> **Text**
+++++

# Genome-wide analysis of DC1 domain proteins in Ipomoea species reveals IbCHR10 as a positive regulator of salt tolerance in sweet potato

**Authors:** Taifeng Du, Zhen Qin, Yuanyuan Zhou, Zhicheng Jiang, Haiyan Zhang, Fuyun Hou, Liming Zhang

PMC · DOI: 10.3389/fpls.2026.1780326 · 2026-03-16

## TL;DR

This study identifies IbCHR10 as a gene that helps sweet potato tolerate salt stress, offering a potential tool for breeding more resilient crops.

## Contribution

The study identifies IbCHR10 as a novel positive regulator of salt tolerance in sweet potato through genome-wide and functional analyses.

## Key findings

- Twelve CHR genes were identified in I. batatas and I. triloba, with conserved structures and syntenic relationships.
- IbCHR10 was strongly induced by salt stress and its overexpression improved salt tolerance in sweet potato.
- Overexpression of IbCHR10 reduced oxidative damage and increased antioxidant activity under salt stress.

## Abstract

Sweet potato (Ipomoea batatas (L.) Lam.) is an important food, feed, and industrial crop with high tolerance to marginal environments, yet its complex hexaploid genome limits molecular understanding of stress tolerance mechanisms. DC1 domain proteins, characterized by cysteine/histidine-rich (CHR) zinc-binding motifs, have been implicated in diverse regulatory processes in plants, but their evolutionary features and biological functions remain largely unknown in sweet potato.

+++++

> **Provided material**
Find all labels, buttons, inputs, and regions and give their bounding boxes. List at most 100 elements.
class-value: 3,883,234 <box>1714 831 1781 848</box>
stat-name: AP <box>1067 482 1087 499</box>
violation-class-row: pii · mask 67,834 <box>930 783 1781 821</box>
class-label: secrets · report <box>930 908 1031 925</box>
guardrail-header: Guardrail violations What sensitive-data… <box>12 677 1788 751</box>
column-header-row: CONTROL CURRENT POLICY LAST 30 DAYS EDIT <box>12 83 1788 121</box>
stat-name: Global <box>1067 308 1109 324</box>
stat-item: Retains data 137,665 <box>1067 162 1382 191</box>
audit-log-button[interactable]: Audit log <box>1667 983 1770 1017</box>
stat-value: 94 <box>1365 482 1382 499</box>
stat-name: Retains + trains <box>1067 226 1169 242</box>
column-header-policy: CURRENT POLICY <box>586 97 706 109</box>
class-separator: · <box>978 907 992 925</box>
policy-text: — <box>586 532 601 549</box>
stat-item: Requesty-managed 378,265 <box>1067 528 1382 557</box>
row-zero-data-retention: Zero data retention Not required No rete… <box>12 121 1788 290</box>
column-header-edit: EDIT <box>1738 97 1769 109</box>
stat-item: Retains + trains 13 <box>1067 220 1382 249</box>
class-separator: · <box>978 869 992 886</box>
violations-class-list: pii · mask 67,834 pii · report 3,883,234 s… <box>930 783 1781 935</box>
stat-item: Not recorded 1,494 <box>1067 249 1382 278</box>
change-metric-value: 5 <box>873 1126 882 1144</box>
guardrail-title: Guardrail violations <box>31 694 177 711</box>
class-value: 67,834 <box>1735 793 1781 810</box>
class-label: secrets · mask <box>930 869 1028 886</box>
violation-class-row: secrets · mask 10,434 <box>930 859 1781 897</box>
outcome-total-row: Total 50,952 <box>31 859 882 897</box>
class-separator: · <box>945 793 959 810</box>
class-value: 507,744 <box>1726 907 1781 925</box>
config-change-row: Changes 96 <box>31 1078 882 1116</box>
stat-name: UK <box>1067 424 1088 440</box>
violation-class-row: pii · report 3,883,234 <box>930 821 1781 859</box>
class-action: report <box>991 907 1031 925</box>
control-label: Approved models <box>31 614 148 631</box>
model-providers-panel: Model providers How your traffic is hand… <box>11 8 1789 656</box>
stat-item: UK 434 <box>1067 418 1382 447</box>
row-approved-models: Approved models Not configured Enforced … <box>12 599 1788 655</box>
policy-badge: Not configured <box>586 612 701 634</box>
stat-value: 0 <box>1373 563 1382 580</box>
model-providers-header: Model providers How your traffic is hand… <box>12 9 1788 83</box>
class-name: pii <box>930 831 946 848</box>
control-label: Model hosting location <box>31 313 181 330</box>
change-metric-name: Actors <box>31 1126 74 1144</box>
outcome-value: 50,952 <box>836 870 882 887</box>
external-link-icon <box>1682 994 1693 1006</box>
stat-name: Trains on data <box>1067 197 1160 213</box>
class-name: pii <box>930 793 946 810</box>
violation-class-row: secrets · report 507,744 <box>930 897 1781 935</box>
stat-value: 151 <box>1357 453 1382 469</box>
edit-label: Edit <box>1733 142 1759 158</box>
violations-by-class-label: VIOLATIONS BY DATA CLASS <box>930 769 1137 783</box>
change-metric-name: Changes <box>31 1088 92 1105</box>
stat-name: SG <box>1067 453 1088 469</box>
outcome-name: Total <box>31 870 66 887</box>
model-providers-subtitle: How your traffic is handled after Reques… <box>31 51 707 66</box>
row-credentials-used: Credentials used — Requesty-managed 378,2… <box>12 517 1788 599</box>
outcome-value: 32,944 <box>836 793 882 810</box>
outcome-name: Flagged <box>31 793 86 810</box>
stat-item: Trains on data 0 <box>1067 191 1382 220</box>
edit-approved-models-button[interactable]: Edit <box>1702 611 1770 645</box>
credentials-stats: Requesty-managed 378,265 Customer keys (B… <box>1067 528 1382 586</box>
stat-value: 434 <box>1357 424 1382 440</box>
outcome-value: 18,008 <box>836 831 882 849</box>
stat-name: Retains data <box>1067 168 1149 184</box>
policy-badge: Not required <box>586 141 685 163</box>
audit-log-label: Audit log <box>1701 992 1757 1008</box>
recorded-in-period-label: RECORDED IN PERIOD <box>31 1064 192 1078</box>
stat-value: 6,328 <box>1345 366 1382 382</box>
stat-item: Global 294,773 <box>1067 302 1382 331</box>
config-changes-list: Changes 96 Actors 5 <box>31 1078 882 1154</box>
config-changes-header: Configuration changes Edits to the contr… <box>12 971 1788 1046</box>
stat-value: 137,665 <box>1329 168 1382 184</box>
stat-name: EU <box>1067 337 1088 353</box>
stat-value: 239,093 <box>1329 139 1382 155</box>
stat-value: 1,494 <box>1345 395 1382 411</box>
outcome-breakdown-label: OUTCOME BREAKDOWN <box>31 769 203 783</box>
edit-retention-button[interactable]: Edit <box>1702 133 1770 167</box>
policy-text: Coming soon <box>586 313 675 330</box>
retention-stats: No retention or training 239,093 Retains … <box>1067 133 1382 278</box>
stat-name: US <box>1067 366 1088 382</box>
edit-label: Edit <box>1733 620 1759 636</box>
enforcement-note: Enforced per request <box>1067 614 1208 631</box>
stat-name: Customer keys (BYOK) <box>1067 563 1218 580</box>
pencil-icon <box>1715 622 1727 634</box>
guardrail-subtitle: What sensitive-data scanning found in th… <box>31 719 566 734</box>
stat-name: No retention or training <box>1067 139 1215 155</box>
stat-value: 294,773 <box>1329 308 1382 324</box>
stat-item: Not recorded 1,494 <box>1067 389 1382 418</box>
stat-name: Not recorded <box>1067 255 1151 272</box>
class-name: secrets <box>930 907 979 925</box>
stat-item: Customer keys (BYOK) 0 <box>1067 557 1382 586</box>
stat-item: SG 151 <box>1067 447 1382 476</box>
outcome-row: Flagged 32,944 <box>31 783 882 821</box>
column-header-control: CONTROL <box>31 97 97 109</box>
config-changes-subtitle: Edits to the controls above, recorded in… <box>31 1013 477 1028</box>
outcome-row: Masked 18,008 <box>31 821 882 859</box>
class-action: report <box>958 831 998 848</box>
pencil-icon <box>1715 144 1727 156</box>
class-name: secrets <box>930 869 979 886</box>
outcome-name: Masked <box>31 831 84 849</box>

+++++

> **What this task involves**
Translate this sentence from the sweet potato study into Spanish: "This study identifies IbCHR10 as a gene that helps sweet potato tolerate salt stress, offering a potential tool for breeding more resilient crops."

> **Answer to this problem**
Este estudio identifica IbCHR10 como un gen que ayuda a la batata a tolerar el estrés salino, lo que ofrece una herramienta potencial para el mejoramiento de cultivos más resistentes.